-- START OF Listing --

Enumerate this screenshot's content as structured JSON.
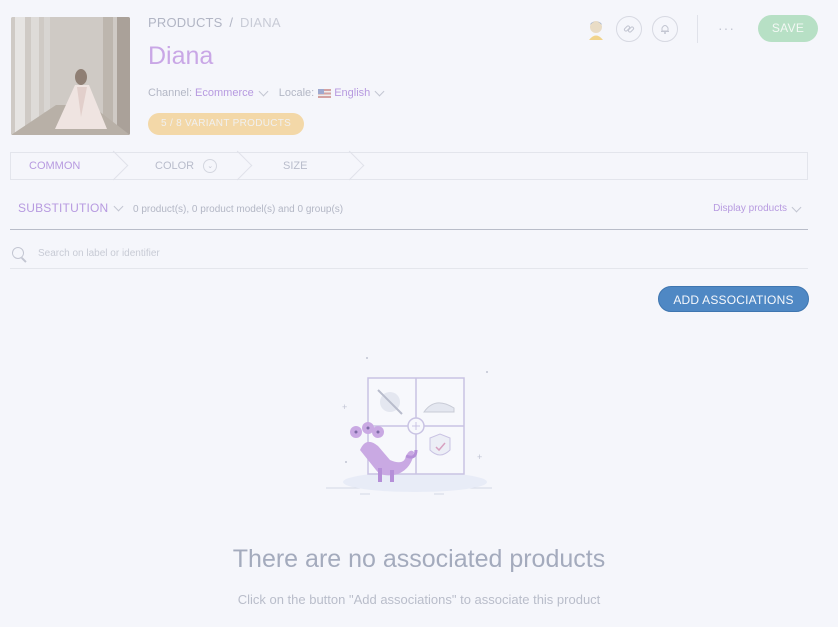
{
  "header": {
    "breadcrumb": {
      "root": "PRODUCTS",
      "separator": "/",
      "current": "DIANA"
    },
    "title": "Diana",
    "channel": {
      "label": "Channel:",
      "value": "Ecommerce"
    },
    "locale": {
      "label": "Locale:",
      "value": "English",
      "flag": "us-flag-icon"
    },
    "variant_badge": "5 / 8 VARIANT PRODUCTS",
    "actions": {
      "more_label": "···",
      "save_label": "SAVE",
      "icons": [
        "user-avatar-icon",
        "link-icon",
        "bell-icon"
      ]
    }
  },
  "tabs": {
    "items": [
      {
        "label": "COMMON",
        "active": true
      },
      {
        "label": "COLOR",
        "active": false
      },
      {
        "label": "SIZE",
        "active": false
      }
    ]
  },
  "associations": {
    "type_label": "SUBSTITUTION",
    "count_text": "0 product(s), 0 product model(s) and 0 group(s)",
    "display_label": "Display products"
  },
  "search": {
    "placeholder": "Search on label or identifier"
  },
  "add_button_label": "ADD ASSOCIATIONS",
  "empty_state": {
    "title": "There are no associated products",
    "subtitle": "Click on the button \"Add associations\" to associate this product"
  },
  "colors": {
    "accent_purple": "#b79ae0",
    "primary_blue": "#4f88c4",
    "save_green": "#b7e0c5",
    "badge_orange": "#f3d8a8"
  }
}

-- END OF Listing --
-- START OF Listing --

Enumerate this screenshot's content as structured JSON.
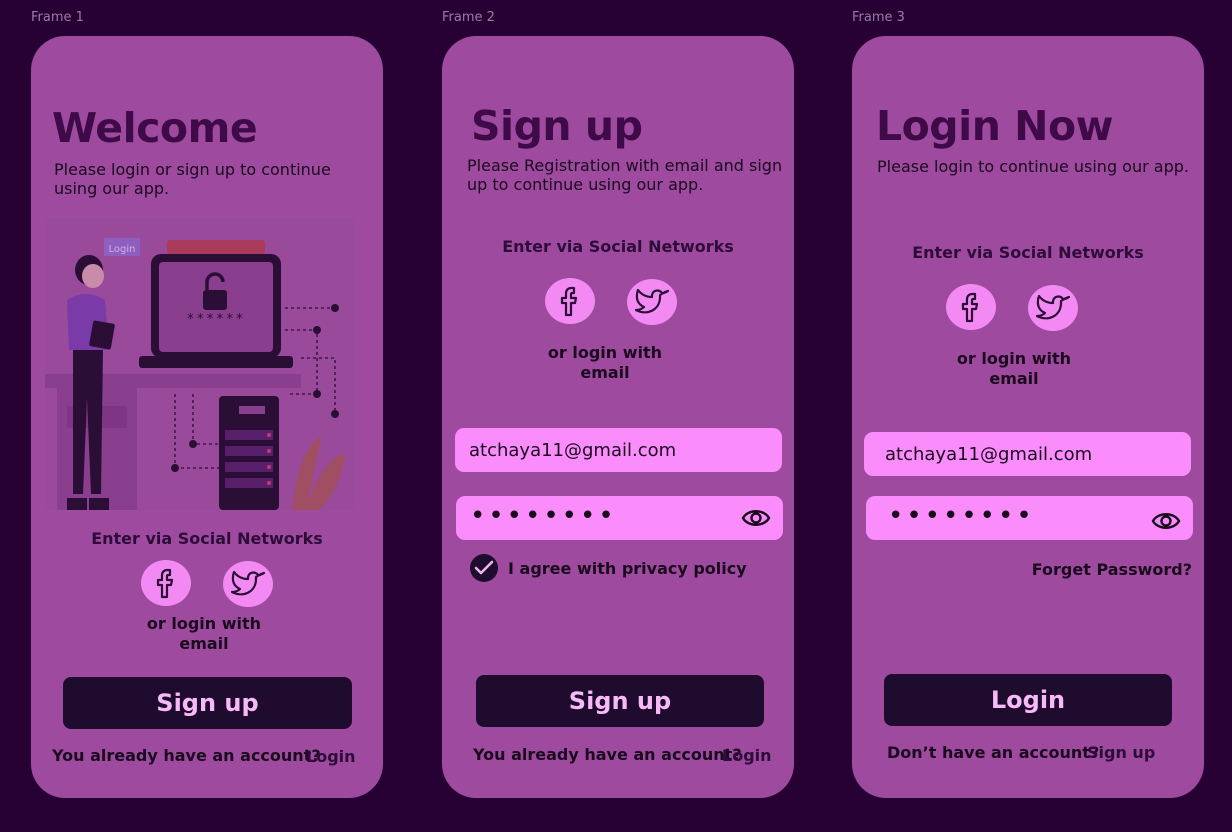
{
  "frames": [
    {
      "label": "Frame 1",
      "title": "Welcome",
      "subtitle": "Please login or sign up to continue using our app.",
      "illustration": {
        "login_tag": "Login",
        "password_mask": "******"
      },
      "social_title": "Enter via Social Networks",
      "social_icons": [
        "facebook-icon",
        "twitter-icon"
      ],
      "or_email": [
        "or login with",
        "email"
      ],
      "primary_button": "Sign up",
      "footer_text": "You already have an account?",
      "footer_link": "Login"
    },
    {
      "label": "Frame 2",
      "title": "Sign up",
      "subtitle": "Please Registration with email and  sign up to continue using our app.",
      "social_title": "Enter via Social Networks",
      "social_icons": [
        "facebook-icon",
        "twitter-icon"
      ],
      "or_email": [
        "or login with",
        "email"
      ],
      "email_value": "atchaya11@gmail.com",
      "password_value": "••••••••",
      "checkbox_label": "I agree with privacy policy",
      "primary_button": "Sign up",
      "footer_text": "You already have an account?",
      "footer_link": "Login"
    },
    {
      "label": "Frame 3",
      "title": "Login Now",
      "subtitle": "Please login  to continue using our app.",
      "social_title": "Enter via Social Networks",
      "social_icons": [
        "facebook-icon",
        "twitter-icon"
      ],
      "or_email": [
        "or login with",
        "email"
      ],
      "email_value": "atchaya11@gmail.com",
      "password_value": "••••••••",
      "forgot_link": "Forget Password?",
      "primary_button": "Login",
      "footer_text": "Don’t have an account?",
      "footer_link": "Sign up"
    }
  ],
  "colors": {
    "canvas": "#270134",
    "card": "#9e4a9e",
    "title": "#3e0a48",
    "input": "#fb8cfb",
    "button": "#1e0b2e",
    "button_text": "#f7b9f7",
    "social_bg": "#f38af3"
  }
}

-- END OF Listing --

▶ _What this task involves_:
Across the entries above, how many lines contain "using"? Provide only the count.

▶ _Finished task_:
3